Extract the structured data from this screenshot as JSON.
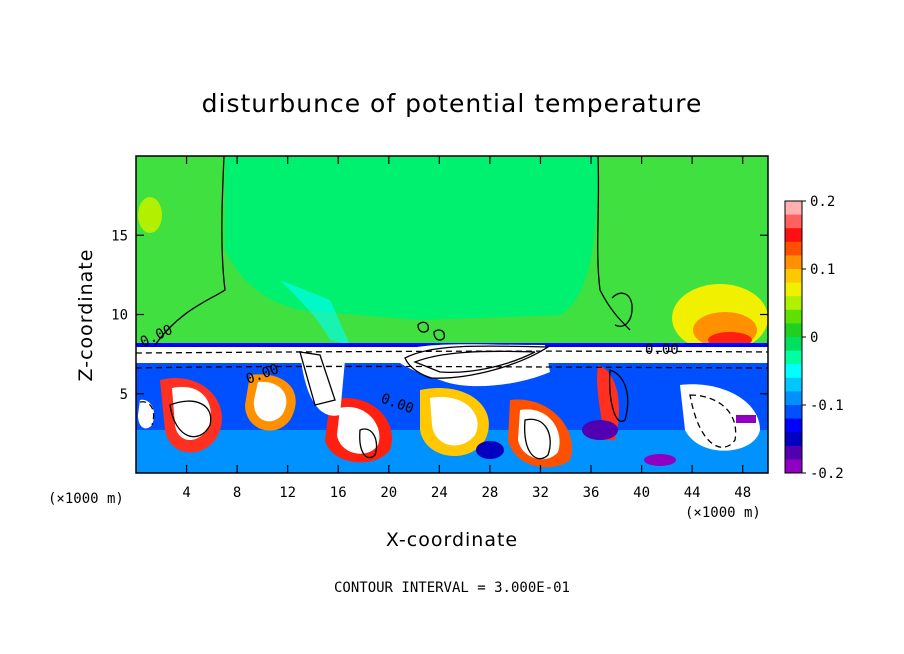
{
  "chart_data": {
    "type": "heatmap",
    "title": "disturbunce of potential temperature",
    "xlabel": "X-coordinate",
    "ylabel": "Z-coordinate",
    "x_unit": "(×1000 m)",
    "xlim": [
      0,
      50
    ],
    "ylim": [
      0,
      20
    ],
    "x_ticks": [
      4,
      8,
      12,
      16,
      20,
      24,
      28,
      32,
      36,
      40,
      44,
      48
    ],
    "y_ticks": [
      5,
      10,
      15
    ],
    "colorbar": {
      "range": [
        -0.2,
        0.2
      ],
      "tick_values": [
        0.2,
        0.1,
        0,
        -0.1,
        -0.2
      ],
      "tick_labels": [
        "0.2",
        "0.1",
        "0",
        "-0.1",
        "-0.2"
      ],
      "colors": [
        "#ffb0b0",
        "#ff6060",
        "#ff1010",
        "#ff5000",
        "#ff9000",
        "#ffc800",
        "#f0f000",
        "#b0f000",
        "#60e000",
        "#20d020",
        "#00e060",
        "#00ffa0",
        "#00ffff",
        "#00c8ff",
        "#0090ff",
        "#0050ff",
        "#0000ff",
        "#0000c0",
        "#5000b0",
        "#9000c0"
      ]
    },
    "contour_interval_text": "CONTOUR INTERVAL = 3.000E-01",
    "contour_labels": [
      "0.00",
      "0.00",
      "0.00",
      "0.00"
    ]
  }
}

§ **Aim**: Filter the entries above down to the lines containing the word "coordinate".

§ **Task answer**:
    "xlabel": "X-coordinate",
    "ylabel": "Z-coordinate",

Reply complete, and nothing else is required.